◆ Data to process:
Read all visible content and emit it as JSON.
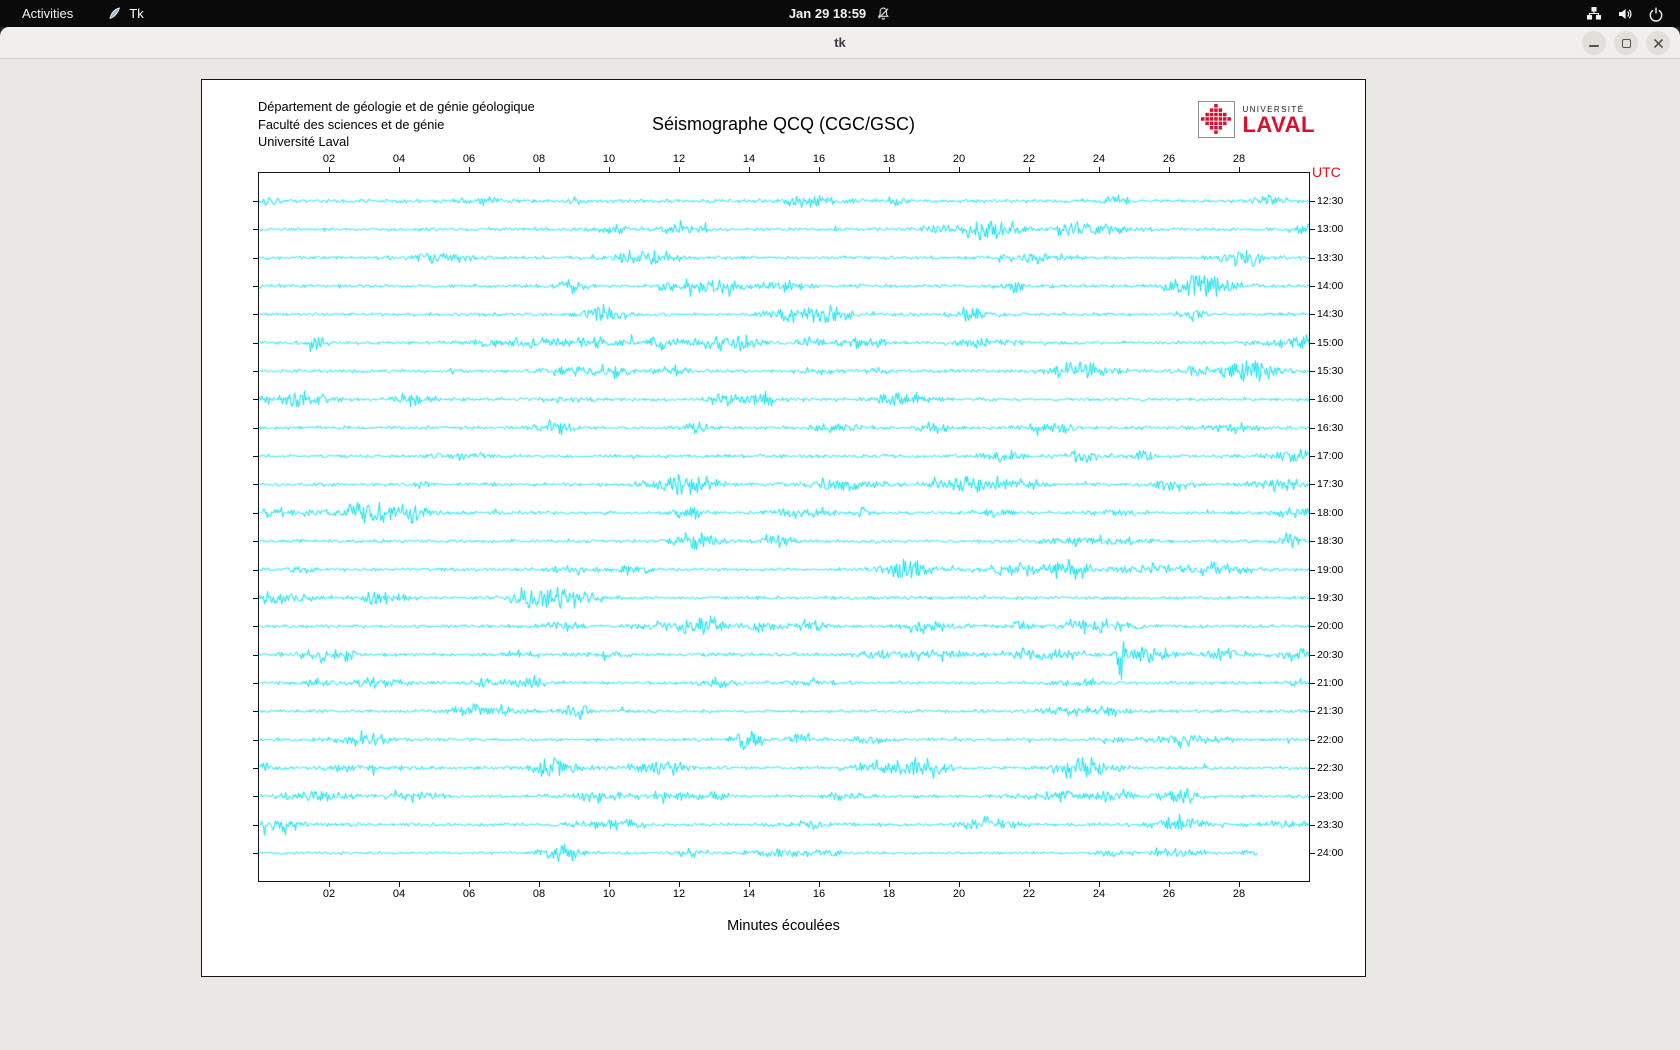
{
  "topbar": {
    "activities_label": "Activities",
    "app_indicator": "Tk",
    "clock": "Jan 29 18:59"
  },
  "titlebar": {
    "title": "tk"
  },
  "seismograph": {
    "institution_lines": [
      "Département de géologie et de génie géologique",
      "Faculté des sciences et de génie",
      "Université Laval"
    ],
    "title": "Séismographe QCQ (CGC/GSC)",
    "utc_label": "UTC",
    "xlabel": "Minutes écoulées",
    "x_tick_labels": [
      "02",
      "04",
      "06",
      "08",
      "10",
      "12",
      "14",
      "16",
      "18",
      "20",
      "22",
      "24",
      "26",
      "28"
    ],
    "x_minutes_total": 30,
    "row_labels": [
      "12:30",
      "13:00",
      "13:30",
      "14:00",
      "14:30",
      "15:00",
      "15:30",
      "16:00",
      "16:30",
      "17:00",
      "17:30",
      "18:00",
      "18:30",
      "19:00",
      "19:30",
      "20:00",
      "20:30",
      "21:00",
      "21:30",
      "22:00",
      "22:30",
      "23:00",
      "23:30",
      "24:00"
    ],
    "trace_color": "#00dfec",
    "notable_event": {
      "row_label": "20:30",
      "minute": 24.6
    },
    "last_row_end_minute": 28.5,
    "logo": {
      "top": "UNIVERSITÉ",
      "bottom": "LAVAL",
      "red": "#d8102e"
    }
  }
}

◆ Challenge: Using the records above, gather all lines where the string "génie" is present.

◆ Exercise answer:
      "Département de géologie et de génie géologique",
      "Faculté des sciences et de génie",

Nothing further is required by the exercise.